+++ Data supplied
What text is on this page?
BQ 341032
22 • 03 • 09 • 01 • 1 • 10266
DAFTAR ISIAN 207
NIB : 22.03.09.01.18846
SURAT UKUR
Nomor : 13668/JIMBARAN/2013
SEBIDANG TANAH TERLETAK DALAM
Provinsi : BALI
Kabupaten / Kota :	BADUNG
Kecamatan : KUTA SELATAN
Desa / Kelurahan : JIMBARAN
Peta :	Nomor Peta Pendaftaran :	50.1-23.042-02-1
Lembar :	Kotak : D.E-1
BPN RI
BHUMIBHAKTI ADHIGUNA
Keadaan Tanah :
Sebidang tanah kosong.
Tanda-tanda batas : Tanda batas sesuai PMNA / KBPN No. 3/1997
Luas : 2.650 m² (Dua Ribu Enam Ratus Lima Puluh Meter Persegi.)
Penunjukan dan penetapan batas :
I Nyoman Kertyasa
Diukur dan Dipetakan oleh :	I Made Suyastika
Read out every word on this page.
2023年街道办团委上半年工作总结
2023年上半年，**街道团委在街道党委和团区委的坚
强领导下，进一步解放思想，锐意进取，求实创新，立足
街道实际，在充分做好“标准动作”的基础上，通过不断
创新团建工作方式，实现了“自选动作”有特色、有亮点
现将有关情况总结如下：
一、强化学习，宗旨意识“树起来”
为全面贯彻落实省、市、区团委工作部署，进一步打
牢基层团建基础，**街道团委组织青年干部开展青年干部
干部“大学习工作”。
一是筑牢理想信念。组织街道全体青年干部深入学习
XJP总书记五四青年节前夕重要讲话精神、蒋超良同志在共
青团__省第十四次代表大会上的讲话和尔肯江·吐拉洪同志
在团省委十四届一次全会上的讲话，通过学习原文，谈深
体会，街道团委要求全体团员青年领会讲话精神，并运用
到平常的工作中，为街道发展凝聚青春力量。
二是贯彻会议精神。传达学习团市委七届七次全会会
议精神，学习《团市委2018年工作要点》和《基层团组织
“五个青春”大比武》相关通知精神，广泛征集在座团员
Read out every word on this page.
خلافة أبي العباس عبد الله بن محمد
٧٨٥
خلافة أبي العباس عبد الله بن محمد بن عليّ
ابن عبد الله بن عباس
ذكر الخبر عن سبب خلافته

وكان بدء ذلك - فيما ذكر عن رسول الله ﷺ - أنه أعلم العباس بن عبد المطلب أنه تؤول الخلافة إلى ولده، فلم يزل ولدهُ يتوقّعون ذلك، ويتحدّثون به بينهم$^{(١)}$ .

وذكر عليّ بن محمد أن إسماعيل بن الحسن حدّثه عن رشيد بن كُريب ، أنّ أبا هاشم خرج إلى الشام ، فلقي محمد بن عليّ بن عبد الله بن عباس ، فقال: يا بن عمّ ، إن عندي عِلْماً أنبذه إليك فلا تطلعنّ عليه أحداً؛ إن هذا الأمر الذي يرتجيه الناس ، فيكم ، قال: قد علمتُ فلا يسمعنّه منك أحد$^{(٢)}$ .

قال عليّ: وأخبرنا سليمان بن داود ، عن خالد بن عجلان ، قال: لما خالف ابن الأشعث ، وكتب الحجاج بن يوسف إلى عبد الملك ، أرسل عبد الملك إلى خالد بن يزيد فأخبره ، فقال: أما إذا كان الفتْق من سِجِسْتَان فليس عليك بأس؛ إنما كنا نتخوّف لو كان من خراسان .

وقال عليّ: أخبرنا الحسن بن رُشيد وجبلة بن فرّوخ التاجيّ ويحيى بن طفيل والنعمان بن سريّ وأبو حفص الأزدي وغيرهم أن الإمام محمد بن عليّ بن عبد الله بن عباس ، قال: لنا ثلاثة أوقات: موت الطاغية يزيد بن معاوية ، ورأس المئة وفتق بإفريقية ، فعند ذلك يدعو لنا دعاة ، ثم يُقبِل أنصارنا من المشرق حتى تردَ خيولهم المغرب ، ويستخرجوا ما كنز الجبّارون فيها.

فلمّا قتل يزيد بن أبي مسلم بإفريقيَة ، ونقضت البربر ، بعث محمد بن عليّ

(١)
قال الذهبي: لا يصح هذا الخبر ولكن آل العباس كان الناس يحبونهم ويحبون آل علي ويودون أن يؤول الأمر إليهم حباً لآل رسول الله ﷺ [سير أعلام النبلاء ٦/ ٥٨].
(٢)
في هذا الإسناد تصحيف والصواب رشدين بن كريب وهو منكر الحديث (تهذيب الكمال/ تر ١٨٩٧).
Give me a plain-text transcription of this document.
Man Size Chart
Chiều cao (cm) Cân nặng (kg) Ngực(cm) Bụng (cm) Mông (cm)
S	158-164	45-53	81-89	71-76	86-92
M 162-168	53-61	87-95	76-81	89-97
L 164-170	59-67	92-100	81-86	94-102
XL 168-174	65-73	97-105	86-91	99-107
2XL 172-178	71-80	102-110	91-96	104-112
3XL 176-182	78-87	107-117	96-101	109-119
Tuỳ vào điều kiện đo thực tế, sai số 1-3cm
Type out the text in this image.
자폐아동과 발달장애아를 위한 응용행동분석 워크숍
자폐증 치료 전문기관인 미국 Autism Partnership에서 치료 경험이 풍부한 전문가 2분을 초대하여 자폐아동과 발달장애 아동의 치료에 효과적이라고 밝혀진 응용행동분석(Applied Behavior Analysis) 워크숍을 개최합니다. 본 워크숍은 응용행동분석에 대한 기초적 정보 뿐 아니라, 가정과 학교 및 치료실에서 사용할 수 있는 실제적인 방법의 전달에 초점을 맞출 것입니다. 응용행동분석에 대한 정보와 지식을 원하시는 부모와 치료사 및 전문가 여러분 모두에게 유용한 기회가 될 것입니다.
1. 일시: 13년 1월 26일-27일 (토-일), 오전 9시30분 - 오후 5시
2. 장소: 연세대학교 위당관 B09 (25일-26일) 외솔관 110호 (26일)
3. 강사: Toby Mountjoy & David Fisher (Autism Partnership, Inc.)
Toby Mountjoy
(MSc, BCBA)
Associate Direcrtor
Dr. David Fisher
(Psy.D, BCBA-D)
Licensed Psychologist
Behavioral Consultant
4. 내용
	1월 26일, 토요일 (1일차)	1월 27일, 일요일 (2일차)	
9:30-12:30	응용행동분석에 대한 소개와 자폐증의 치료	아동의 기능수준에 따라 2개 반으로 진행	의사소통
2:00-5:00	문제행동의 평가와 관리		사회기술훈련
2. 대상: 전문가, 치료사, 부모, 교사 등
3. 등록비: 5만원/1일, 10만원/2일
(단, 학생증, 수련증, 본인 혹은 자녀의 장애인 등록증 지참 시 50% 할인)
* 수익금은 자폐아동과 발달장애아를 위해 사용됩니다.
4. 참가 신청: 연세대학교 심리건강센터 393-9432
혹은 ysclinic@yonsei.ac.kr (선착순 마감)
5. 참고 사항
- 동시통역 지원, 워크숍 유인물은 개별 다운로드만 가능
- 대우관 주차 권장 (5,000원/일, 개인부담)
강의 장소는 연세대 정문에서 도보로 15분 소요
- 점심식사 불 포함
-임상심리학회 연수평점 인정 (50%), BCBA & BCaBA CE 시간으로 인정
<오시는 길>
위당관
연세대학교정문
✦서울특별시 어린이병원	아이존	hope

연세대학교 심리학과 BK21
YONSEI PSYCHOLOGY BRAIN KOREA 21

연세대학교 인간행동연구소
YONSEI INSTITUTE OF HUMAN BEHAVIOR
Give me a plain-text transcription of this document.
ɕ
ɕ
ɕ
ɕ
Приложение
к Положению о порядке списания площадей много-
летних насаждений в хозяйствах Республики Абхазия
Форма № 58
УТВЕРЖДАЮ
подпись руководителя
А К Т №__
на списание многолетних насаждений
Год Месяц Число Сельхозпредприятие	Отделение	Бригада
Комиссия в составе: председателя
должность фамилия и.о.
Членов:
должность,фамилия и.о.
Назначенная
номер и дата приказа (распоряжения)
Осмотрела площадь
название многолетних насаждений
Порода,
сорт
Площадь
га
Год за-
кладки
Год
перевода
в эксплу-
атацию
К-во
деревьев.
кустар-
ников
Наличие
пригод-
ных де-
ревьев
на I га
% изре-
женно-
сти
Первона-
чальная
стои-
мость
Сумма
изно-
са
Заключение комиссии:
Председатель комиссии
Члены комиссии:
++++++
= Task objective =
Search the entries for the word "должность", then list each line that holds it.

= The solution =
должность фамилия и.о.
должность,фамилия и.о.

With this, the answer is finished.